**DESCRIPTION OF THE TASK:** Write out each line in which the string "outside" is present.

**DATA IN THIS EXERCISE:**
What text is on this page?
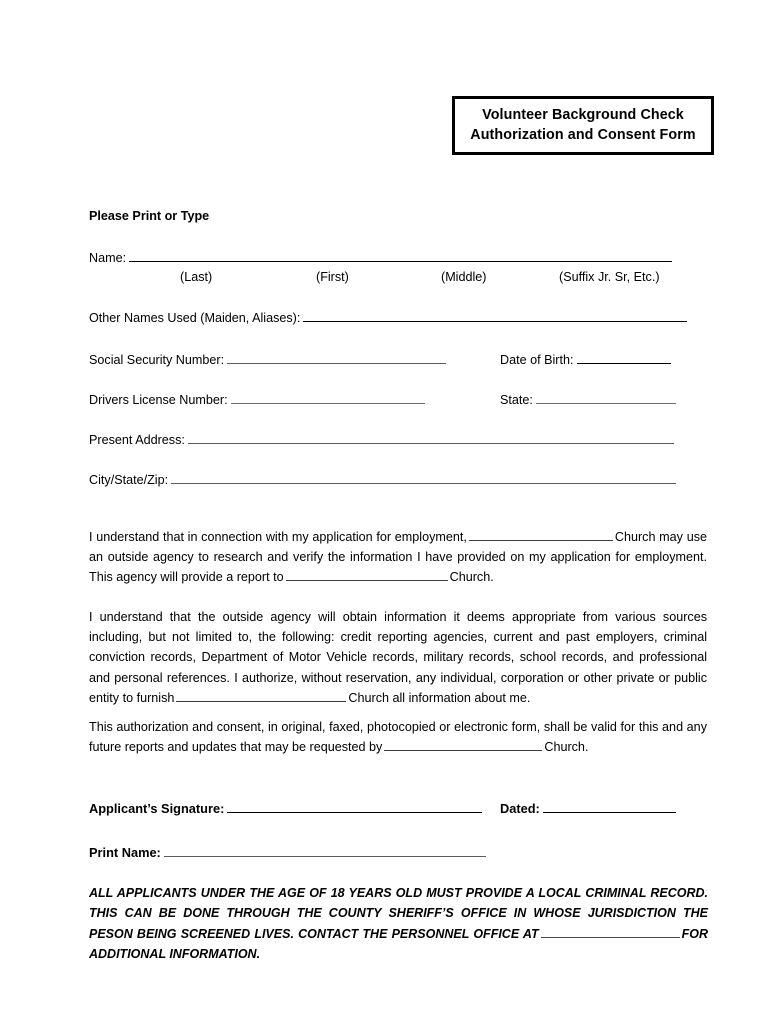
Volunteer Background Check
Authorization and Consent Form
Please Print or Type
Name:
(Last)	(First)	(Middle)	(Suffix Jr. Sr, Etc.)
Other Names Used (Maiden, Aliases):
Social Security Number:	Date of Birth:
Drivers License Number:	State:
Present Address:
City/State/Zip:
I understand that in connection with my application for employment,	Church may use an outside agency to research and verify the information I have provided on my application for employment. This agency will provide a report to	Church.
I understand that the outside agency will obtain information it deems appropriate from various sources including, but not limited to, the following: credit reporting agencies, current and past employers, criminal conviction records, Department of Motor Vehicle records, military records, school records, and professional and personal references. I authorize, without reservation, any individual, corporation or other private or public entity to furnish	Church all information about me.
This authorization and consent, in original, faxed, photocopied or electronic form, shall be valid for this and any future reports and updates that may be requested by	Church.
Applicant’s Signature:	Dated:
Print Name:
ALL APPLICANTS UNDER THE AGE OF 18 YEARS OLD MUST PROVIDE A LOCAL CRIMINAL RECORD. THIS CAN BE DONE THROUGH THE COUNTY SHERIFF’S OFFICE IN WHOSE JURISDICTION THE PESON BEING SCREENED LIVES. CONTACT THE PERSONNEL OFFICE AT	FOR ADDITIONAL INFORMATION.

**SOLVED EXERCISE:**
I understand that in connection with my application for employment,	Church may use an outside agency to research and verify the information I have provided on my application for employment. This agency will provide a report to	Church.
I understand that the outside agency will obtain information it deems appropriate from various sources including, but not limited to, the following: credit reporting agencies, current and past employers, criminal conviction records, Department of Motor Vehicle records, military records, school records, and professional and personal references. I authorize, without reservation, any individual, corporation or other private or public entity to furnish	Church all information about me.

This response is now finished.